───── Data provided ─────

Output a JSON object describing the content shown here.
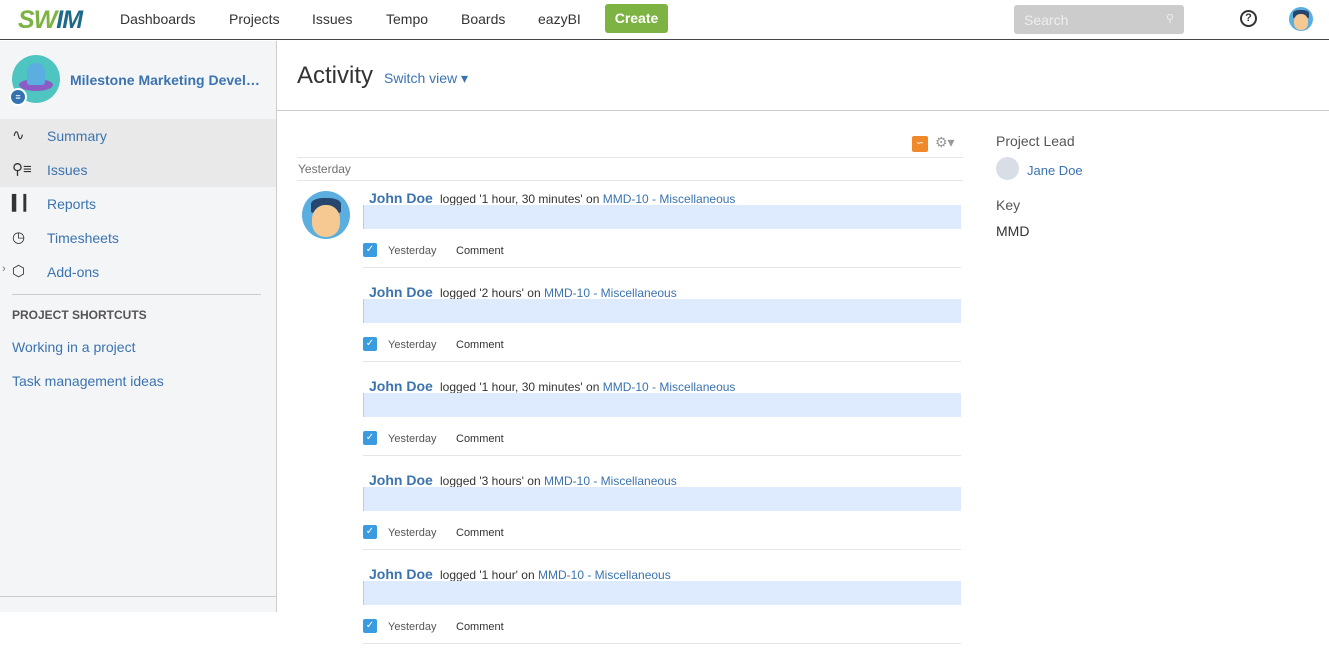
{
  "nav": {
    "logo": "SWIM",
    "items": [
      "Dashboards",
      "Projects",
      "Issues",
      "Tempo",
      "Boards",
      "eazyBI"
    ],
    "create": "Create",
    "search_placeholder": "Search",
    "help": "?"
  },
  "sidebar": {
    "project_name": "Milestone Marketing Devel…",
    "items": [
      {
        "label": "Summary",
        "icon": "pulse-icon"
      },
      {
        "label": "Issues",
        "icon": "search-list-icon"
      },
      {
        "label": "Reports",
        "icon": "bar-chart-icon"
      },
      {
        "label": "Timesheets",
        "icon": "clock-icon"
      },
      {
        "label": "Add-ons",
        "icon": "hexagon-icon"
      }
    ],
    "shortcuts_heading": "PROJECT SHORTCUTS",
    "shortcuts": [
      "Working in a project",
      "Task management ideas"
    ]
  },
  "main": {
    "title": "Activity",
    "switch_view": "Switch view ▾",
    "day": "Yesterday",
    "entries": [
      {
        "user": "John Doe",
        "action": "logged '1 hour, 30 minutes' on",
        "issue": "MMD-10 - Miscellaneous",
        "when": "Yesterday",
        "comment": "Comment"
      },
      {
        "user": "John Doe",
        "action": "logged '2 hours' on",
        "issue": "MMD-10 - Miscellaneous",
        "when": "Yesterday",
        "comment": "Comment"
      },
      {
        "user": "John Doe",
        "action": "logged '1 hour, 30 minutes' on",
        "issue": "MMD-10 - Miscellaneous",
        "when": "Yesterday",
        "comment": "Comment"
      },
      {
        "user": "John Doe",
        "action": "logged '3 hours' on",
        "issue": "MMD-10 - Miscellaneous",
        "when": "Yesterday",
        "comment": "Comment"
      },
      {
        "user": "John Doe",
        "action": "logged '1 hour' on",
        "issue": "MMD-10 - Miscellaneous",
        "when": "Yesterday",
        "comment": "Comment"
      }
    ]
  },
  "details": {
    "lead_label": "Project Lead",
    "lead": "Jane Doe",
    "key_label": "Key",
    "key": "MMD"
  }
}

─────

Exercise:
Tally up the lines in the preceding listing that contain the string "hours". Respond with the number and nothing else.

Written solution:
2